__TEXT__
+++

This will use the standard Hadleyverse packages that we’ve been using in this course (ggplot2, dplyr, tidyr, broom). A few of the functions will use assertthat, which contains functions to test for errors in functions. Additionally we will use the hccm
function from car, but we will not load car since it contains some function names that conflict with those in packages that we are using.
library("MASS")
library("ggplot2")
library("dplyr")
library("broom")
library("assertthat")
library("tidyr")
All of the simulations in this assignment will follow the same structure:
Repeat \(m\) times:
Evaluate the distributions of the sample statistics, or summaries thereof, to determine how well OLS recovers the parameters of the population.
In this section, we will work through the code necessary to run a simulation. However, in the problems, functions written for this problem set will do most of the simulation computation. This section is to help you to understand what those functions are doing, and to provide a mapping from the math to the code.
We will use an example in which the population satisfies all the Gauss-Markov assumptions and we run a correctly specified regression on the samples drawn from that population.

+++

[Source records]
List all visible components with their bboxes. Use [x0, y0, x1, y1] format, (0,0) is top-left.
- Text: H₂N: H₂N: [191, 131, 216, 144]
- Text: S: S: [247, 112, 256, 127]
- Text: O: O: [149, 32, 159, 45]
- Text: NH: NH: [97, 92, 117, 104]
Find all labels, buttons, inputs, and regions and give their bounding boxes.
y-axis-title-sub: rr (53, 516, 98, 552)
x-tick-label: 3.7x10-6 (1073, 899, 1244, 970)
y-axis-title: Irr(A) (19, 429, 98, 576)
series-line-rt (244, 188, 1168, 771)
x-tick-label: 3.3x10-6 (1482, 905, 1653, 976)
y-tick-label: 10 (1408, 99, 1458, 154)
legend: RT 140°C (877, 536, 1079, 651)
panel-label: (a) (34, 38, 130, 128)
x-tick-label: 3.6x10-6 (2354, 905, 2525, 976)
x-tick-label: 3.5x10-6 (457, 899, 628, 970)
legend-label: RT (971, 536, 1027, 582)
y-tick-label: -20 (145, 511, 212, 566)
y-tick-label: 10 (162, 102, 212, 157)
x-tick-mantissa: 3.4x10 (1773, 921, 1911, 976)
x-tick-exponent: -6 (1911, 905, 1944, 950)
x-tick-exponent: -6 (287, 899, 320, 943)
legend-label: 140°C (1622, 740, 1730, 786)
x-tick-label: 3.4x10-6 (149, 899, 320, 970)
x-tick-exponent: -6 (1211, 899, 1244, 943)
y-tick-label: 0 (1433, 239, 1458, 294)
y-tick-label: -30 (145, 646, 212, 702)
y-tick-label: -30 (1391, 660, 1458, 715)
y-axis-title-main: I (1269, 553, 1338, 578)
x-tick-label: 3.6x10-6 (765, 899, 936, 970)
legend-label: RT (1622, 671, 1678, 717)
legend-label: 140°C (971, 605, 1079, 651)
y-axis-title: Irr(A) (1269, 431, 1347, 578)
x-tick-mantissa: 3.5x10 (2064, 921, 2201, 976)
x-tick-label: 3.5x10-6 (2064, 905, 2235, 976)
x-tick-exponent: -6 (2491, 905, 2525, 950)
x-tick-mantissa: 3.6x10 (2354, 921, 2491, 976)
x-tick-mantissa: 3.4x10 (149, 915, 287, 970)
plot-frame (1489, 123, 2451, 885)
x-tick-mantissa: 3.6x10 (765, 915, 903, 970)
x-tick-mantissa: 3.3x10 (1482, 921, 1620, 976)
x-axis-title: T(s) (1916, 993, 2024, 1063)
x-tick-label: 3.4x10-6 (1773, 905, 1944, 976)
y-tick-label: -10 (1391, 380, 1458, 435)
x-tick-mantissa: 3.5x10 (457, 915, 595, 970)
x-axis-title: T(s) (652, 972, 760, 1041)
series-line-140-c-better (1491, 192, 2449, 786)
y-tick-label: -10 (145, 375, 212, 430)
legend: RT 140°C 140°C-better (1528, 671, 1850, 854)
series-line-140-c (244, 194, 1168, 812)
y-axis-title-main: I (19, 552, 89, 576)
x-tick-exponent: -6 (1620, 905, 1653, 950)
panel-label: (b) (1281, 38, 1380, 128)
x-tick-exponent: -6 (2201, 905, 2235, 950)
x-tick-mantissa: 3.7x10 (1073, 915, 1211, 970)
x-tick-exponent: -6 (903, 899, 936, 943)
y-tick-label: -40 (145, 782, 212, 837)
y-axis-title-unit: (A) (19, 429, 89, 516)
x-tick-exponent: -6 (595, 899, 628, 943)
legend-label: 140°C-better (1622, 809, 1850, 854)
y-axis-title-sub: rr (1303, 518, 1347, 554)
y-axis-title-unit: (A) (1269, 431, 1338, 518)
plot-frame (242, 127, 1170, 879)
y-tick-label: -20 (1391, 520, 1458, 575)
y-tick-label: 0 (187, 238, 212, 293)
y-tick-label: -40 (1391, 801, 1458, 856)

+++

__WHAT YOU WILL DO__
1. Answer these questions about the text on OLS simulations:
(a) Which package supplies the hccm function?
(b) What does the assertthat package contain?
(c) Which assumptions does the population in the example satisfy?
2. Give the records again from their first line through the line containing "legend-label: 140°C (1622, 740, 1730, 786)", inclusive, swapping "x-tick-label" for "x-axis-tick-label" and keeping everything else unchanged. Return only those lines.

__WORKED ANSWERS__
1.
(a) car
(b) Functions to test for errors in functions
(c) All the Gauss-Markov assumptions

2.
List all visible components with their bboxes. Use [x0, y0, x1, y1] format, (0,0) is top-left.
- Text: H₂N: H₂N: [191, 131, 216, 144]
- Text: S: S: [247, 112, 256, 127]
- Text: O: O: [149, 32, 159, 45]
- Text: NH: NH: [97, 92, 117, 104]
Find all labels, buttons, inputs, and regions and give their bounding boxes.
y-axis-title-sub: rr (53, 516, 98, 552)
x-axis-tick-label: 3.7x10-6 (1073, 899, 1244, 970)
y-axis-title: Irr(A) (19, 429, 98, 576)
series-line-rt (244, 188, 1168, 771)
x-axis-tick-label: 3.3x10-6 (1482, 905, 1653, 976)
y-tick-label: 10 (1408, 99, 1458, 154)
legend: RT 140°C (877, 536, 1079, 651)
panel-label: (a) (34, 38, 130, 128)
x-axis-tick-label: 3.6x10-6 (2354, 905, 2525, 976)
x-axis-tick-label: 3.5x10-6 (457, 899, 628, 970)
legend-label: RT (971, 536, 1027, 582)
y-tick-label: -20 (145, 511, 212, 566)
y-tick-label: 10 (162, 102, 212, 157)
x-tick-mantissa: 3.4x10 (1773, 921, 1911, 976)
x-tick-exponent: -6 (1911, 905, 1944, 950)
x-tick-exponent: -6 (287, 899, 320, 943)
legend-label: 140°C (1622, 740, 1730, 786)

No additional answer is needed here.